* Written instruction *
Set down each entry from the block beneath, exactly as written.

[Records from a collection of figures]
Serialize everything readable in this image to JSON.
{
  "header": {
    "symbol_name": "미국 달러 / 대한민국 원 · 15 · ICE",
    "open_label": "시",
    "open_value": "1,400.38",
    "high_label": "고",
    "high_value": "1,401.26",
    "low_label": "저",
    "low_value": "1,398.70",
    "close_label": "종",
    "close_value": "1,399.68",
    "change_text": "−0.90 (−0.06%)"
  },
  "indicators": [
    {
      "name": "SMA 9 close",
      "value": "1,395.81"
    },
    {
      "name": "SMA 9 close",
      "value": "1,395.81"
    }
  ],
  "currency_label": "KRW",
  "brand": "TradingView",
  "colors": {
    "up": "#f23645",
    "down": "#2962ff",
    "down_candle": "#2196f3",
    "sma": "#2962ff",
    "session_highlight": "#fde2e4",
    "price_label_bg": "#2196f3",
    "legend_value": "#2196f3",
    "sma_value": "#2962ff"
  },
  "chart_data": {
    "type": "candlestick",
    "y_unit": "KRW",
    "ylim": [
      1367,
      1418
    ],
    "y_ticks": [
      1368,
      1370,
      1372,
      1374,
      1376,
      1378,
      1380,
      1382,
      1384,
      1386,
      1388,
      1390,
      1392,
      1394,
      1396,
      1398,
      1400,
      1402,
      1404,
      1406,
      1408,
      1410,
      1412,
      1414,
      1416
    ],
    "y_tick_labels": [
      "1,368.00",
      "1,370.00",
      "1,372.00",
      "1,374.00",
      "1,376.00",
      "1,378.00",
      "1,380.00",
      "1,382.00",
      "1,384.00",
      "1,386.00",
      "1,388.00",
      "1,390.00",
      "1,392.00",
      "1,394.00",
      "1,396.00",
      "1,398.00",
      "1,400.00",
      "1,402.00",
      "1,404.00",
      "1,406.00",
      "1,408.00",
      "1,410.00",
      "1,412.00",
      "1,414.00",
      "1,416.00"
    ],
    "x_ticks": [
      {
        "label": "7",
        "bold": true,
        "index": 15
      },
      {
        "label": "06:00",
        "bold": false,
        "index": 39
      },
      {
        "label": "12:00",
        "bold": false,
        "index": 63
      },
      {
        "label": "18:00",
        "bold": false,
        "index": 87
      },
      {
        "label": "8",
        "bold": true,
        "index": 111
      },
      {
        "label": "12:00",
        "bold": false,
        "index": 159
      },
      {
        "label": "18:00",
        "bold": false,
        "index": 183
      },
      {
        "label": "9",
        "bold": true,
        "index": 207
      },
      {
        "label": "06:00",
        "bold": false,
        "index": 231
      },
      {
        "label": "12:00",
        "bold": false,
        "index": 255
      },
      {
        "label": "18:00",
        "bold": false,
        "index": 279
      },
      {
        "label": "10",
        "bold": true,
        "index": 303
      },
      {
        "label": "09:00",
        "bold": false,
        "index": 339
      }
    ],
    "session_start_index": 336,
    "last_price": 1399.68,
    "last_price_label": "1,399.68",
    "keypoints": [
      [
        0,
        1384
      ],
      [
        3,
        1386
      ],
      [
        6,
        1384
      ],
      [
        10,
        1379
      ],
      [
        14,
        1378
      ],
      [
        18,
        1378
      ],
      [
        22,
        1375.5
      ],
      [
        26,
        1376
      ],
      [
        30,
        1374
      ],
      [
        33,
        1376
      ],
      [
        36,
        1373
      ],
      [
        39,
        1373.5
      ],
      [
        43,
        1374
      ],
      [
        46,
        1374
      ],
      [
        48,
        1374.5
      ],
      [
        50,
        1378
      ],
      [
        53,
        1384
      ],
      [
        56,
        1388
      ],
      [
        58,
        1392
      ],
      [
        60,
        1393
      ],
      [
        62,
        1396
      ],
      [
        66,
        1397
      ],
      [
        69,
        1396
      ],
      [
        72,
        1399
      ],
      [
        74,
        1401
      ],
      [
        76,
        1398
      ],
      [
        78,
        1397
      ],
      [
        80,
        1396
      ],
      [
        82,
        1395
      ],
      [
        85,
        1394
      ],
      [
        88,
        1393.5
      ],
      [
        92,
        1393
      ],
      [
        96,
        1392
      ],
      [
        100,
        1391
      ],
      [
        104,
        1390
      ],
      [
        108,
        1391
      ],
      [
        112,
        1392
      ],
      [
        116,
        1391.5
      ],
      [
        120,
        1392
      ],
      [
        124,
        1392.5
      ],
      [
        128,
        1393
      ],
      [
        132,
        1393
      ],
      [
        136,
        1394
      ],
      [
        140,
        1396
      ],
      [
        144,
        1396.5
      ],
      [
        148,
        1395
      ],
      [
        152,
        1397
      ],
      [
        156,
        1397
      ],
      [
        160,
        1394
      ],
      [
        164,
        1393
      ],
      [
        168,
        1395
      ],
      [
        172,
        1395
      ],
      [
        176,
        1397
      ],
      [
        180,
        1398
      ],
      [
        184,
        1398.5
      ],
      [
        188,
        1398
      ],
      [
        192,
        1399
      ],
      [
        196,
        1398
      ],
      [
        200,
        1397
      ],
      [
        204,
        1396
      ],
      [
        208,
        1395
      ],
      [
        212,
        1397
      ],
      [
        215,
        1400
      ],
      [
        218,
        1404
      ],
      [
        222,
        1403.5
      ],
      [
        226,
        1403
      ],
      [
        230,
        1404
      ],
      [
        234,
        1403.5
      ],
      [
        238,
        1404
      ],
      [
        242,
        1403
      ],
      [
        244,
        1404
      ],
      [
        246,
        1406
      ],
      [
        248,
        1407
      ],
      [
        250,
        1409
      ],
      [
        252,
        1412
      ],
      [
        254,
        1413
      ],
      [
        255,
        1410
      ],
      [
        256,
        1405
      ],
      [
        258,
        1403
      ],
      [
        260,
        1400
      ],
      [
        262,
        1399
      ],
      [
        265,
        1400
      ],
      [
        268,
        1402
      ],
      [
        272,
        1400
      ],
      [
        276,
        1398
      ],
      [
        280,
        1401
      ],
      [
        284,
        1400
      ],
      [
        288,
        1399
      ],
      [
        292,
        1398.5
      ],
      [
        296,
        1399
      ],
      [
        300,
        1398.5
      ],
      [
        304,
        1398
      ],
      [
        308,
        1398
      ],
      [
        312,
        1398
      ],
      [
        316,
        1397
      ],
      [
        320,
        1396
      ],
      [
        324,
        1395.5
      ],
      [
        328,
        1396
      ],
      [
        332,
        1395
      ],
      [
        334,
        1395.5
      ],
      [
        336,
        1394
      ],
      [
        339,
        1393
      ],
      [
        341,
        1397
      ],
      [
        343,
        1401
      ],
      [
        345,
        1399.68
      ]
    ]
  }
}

* Finished task *
Serialize everything readable in this image to JSON.
{
  "header": {
    "symbol_name": "미국 달러 / 대한민국 원 · 15 · ICE",
    "open_label": "시",
    "open_value": "1,400.38",
    "high_label": "고",
    "high_value": "1,401.26",
    "low_label": "저",
    "low_value": "1,398.70",
    "close_label": "종",
    "close_value": "1,399.68",
    "change_text": "−0.90 (−0.06%)"
  },
  "indicators": [
    {
      "name": "SMA 9 close",
      "value": "1,395.81"
    },
    {
      "name": "SMA 9 close",
      "value": "1,395.81"
    }
  ],
  "currency_label": "KRW",
  "brand": "TradingView",
  "colors": {
    "up": "#f23645",
    "down": "#2962ff",
    "down_candle": "#2196f3",
    "sma": "#2962ff",
    "session_highlight": "#fde2e4",
    "price_label_bg": "#2196f3",
    "legend_value": "#2196f3",
    "sma_value": "#2962ff"
  },
  "chart_data": {
    "type": "candlestick",
    "y_unit": "KRW",
    "ylim": [
      1367,
      1418
    ],
    "y_ticks": [
      1368,
      1370,
      1372,
      1374,
      1376,
      1378,
      1380,
      1382,
      1384,
      1386,
      1388,
      1390,
      1392,
      1394,
      1396,
      1398,
      1400,
      1402,
      1404,
      1406,
      1408,
      1410,
      1412,
      1414,
      1416
    ],
    "y_tick_labels": [
      "1,368.00",
      "1,370.00",
      "1,372.00",
      "1,374.00",
      "1,376.00",
      "1,378.00",
      "1,380.00",
      "1,382.00",
      "1,384.00",
      "1,386.00",
      "1,388.00",
      "1,390.00",
      "1,392.00",
      "1,394.00",
      "1,396.00",
      "1,398.00",
      "1,400.00",
      "1,402.00",
      "1,404.00",
      "1,406.00",
      "1,408.00",
      "1,410.00",
      "1,412.00",
      "1,414.00",
      "1,416.00"
    ],
    "x_ticks": [
      {
        "label": "7",
        "bold": true,
        "index": 15
      },
      {
        "label": "06:00",
        "bold": false,
        "index": 39
      },
      {
        "label": "12:00",
        "bold": false,
        "index": 63
      },
      {
        "label": "18:00",
        "bold": false,
        "index": 87
      },
      {
        "label": "8",
        "bold": true,
        "index": 111
      },
      {
        "label": "12:00",
        "bold": false,
        "index": 159
      },
      {
        "label": "18:00",
        "bold": false,
        "index": 183
      },
      {
        "label": "9",
        "bold": true,
        "index": 207
      },
      {
        "label": "06:00",
        "bold": false,
        "index": 231
      },
      {
        "label": "12:00",
        "bold": false,
        "index": 255
      },
      {
        "label": "18:00",
        "bold": false,
        "index": 279
      },
      {
        "label": "10",
        "bold": true,
        "index": 303
      },
      {
        "label": "09:00",
        "bold": false,
        "index": 339
      }
    ],
    "session_start_index": 336,
    "last_price": 1399.68,
    "last_price_label": "1,399.68",
    "keypoints": [
      [
        0,
        1384
      ],
      [
        3,
        1386
      ],
      [
        6,
        1384
      ],
      [
        10,
        1379
      ],
      [
        14,
        1378
      ],
      [
        18,
        1378
      ],
      [
        22,
        1375.5
      ],
      [
        26,
        1376
      ],
      [
        30,
        1374
      ],
      [
        33,
        1376
      ],
      [
        36,
        1373
      ],
      [
        39,
        1373.5
      ],
      [
        43,
        1374
      ],
      [
        46,
        1374
      ],
      [
        48,
        1374.5
      ],
      [
        50,
        1378
      ],
      [
        53,
        1384
      ],
      [
        56,
        1388
      ],
      [
        58,
        1392
      ],
      [
        60,
        1393
      ],
      [
        62,
        1396
      ],
      [
        66,
        1397
      ],
      [
        69,
        1396
      ],
      [
        72,
        1399
      ],
      [
        74,
        1401
      ],
      [
        76,
        1398
      ],
      [
        78,
        1397
      ],
      [
        80,
        1396
      ],
      [
        82,
        1395
      ],
      [
        85,
        1394
      ],
      [
        88,
        1393.5
      ],
      [
        92,
        1393
      ],
      [
        96,
        1392
      ],
      [
        100,
        1391
      ],
      [
        104,
        1390
      ],
      [
        108,
        1391
      ],
      [
        112,
        1392
      ],
      [
        116,
        1391.5
      ],
      [
        120,
        1392
      ],
      [
        124,
        1392.5
      ],
      [
        128,
        1393
      ],
      [
        132,
        1393
      ],
      [
        136,
        1394
      ],
      [
        140,
        1396
      ],
      [
        144,
        1396.5
      ],
      [
        148,
        1395
      ],
      [
        152,
        1397
      ],
      [
        156,
        1397
      ],
      [
        160,
        1394
      ],
      [
        164,
        1393
      ],
      [
        168,
        1395
      ],
      [
        172,
        1395
      ],
      [
        176,
        1397
      ],
      [
        180,
        1398
      ],
      [
        184,
        1398.5
      ],
      [
        188,
        1398
      ],
      [
        192,
        1399
      ],
      [
        196,
        1398
      ],
      [
        200,
        1397
      ],
      [
        204,
        1396
      ],
      [
        208,
        1395
      ],
      [
        212,
        1397
      ],
      [
        215,
        1400
      ],
      [
        218,
        1404
      ],
      [
        222,
        1403.5
      ],
      [
        226,
        1403
      ],
      [
        230,
        1404
      ],
      [
        234,
        1403.5
      ],
      [
        238,
        1404
      ],
      [
        242,
        1403
      ],
      [
        244,
        1404
      ],
      [
        246,
        1406
      ],
      [
        248,
        1407
      ],
      [
        250,
        1409
      ],
      [
        252,
        1412
      ],
      [
        254,
        1413
      ],
      [
        255,
        1410
      ],
      [
        256,
        1405
      ],
      [
        258,
        1403
      ],
      [
        260,
        1400
      ],
      [
        262,
        1399
      ],
      [
        265,
        1400
      ],
      [
        268,
        1402
      ],
      [
        272,
        1400
      ],
      [
        276,
        1398
      ],
      [
        280,
        1401
      ],
      [
        284,
        1400
      ],
      [
        288,
        1399
      ],
      [
        292,
        1398.5
      ],
      [
        296,
        1399
      ],
      [
        300,
        1398.5
      ],
      [
        304,
        1398
      ],
      [
        308,
        1398
      ],
      [
        312,
        1398
      ],
      [
        316,
        1397
      ],
      [
        320,
        1396
      ],
      [
        324,
        1395.5
      ],
      [
        328,
        1396
      ],
      [
        332,
        1395
      ],
      [
        334,
        1395.5
      ],
      [
        336,
        1394
      ],
      [
        339,
        1393
      ],
      [
        341,
        1397
      ],
      [
        343,
        1401
      ],
      [
        345,
        1399.68
      ]
    ]
  }
}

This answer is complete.